-------- Provided information --------

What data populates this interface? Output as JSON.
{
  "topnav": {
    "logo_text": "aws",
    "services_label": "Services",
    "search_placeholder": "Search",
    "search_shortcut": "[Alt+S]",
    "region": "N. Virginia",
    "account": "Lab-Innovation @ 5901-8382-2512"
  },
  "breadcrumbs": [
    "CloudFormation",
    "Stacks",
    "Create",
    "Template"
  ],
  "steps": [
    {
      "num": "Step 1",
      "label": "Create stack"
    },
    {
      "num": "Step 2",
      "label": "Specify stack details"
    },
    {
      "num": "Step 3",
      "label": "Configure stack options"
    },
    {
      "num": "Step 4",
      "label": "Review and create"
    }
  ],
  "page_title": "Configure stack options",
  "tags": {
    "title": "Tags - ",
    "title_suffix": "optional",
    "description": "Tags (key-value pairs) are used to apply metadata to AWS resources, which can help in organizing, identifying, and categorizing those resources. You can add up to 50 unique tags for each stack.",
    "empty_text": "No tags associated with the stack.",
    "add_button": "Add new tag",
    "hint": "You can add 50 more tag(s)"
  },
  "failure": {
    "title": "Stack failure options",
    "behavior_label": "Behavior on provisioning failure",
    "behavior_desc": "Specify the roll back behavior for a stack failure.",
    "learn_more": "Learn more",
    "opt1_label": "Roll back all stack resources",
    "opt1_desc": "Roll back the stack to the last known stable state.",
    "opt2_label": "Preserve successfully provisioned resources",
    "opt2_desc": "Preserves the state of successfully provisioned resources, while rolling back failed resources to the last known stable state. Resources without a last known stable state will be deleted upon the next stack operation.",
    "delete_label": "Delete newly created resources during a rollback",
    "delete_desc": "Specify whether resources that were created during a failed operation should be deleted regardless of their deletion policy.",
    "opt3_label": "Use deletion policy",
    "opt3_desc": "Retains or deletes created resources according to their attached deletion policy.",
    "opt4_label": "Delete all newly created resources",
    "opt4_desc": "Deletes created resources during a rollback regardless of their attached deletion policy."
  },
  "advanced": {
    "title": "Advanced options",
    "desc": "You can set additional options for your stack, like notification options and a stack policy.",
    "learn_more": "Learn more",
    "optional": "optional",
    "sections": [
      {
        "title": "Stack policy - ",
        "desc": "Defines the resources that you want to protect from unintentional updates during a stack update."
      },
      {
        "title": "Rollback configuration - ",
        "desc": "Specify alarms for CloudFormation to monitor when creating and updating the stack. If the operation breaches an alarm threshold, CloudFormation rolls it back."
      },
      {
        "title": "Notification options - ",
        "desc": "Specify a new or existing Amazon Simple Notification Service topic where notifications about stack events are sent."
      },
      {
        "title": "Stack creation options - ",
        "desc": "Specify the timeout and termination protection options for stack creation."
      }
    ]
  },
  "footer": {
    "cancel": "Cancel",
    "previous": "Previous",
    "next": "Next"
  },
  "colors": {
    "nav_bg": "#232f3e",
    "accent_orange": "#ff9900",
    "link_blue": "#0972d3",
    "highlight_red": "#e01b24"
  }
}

--------

▸ Stated exercise
Copy the records above exactly as they appear.

▸ Finished exercise
What data populates this interface? Output as JSON.
{
  "topnav": {
    "logo_text": "aws",
    "services_label": "Services",
    "search_placeholder": "Search",
    "search_shortcut": "[Alt+S]",
    "region": "N. Virginia",
    "account": "Lab-Innovation @ 5901-8382-2512"
  },
  "breadcrumbs": [
    "CloudFormation",
    "Stacks",
    "Create",
    "Template"
  ],
  "steps": [
    {
      "num": "Step 1",
      "label": "Create stack"
    },
    {
      "num": "Step 2",
      "label": "Specify stack details"
    },
    {
      "num": "Step 3",
      "label": "Configure stack options"
    },
    {
      "num": "Step 4",
      "label": "Review and create"
    }
  ],
  "page_title": "Configure stack options",
  "tags": {
    "title": "Tags - ",
    "title_suffix": "optional",
    "description": "Tags (key-value pairs) are used to apply metadata to AWS resources, which can help in organizing, identifying, and categorizing those resources. You can add up to 50 unique tags for each stack.",
    "empty_text": "No tags associated with the stack.",
    "add_button": "Add new tag",
    "hint": "You can add 50 more tag(s)"
  },
  "failure": {
    "title": "Stack failure options",
    "behavior_label": "Behavior on provisioning failure",
    "behavior_desc": "Specify the roll back behavior for a stack failure.",
    "learn_more": "Learn more",
    "opt1_label": "Roll back all stack resources",
    "opt1_desc": "Roll back the stack to the last known stable state.",
    "opt2_label": "Preserve successfully provisioned resources",
    "opt2_desc": "Preserves the state of successfully provisioned resources, while rolling back failed resources to the last known stable state. Resources without a last known stable state will be deleted upon the next stack operation.",
    "delete_label": "Delete newly created resources during a rollback",
    "delete_desc": "Specify whether resources that were created during a failed operation should be deleted regardless of their deletion policy.",
    "opt3_label": "Use deletion policy",
    "opt3_desc": "Retains or deletes created resources according to their attached deletion policy.",
    "opt4_label": "Delete all newly created resources",
    "opt4_desc": "Deletes created resources during a rollback regardless of their attached deletion policy."
  },
  "advanced": {
    "title": "Advanced options",
    "desc": "You can set additional options for your stack, like notification options and a stack policy.",
    "learn_more": "Learn more",
    "optional": "optional",
    "sections": [
      {
        "title": "Stack policy - ",
        "desc": "Defines the resources that you want to protect from unintentional updates during a stack update."
      },
      {
        "title": "Rollback configuration - ",
        "desc": "Specify alarms for CloudFormation to monitor when creating and updating the stack. If the operation breaches an alarm threshold, CloudFormation rolls it back."
      },
      {
        "title": "Notification options - ",
        "desc": "Specify a new or existing Amazon Simple Notification Service topic where notifications about stack events are sent."
      },
      {
        "title": "Stack creation options - ",
        "desc": "Specify the timeout and termination protection options for stack creation."
      }
    ]
  },
  "footer": {
    "cancel": "Cancel",
    "previous": "Previous",
    "next": "Next"
  },
  "colors": {
    "nav_bg": "#232f3e",
    "accent_orange": "#ff9900",
    "link_blue": "#0972d3",
    "highlight_red": "#e01b24"
  }
}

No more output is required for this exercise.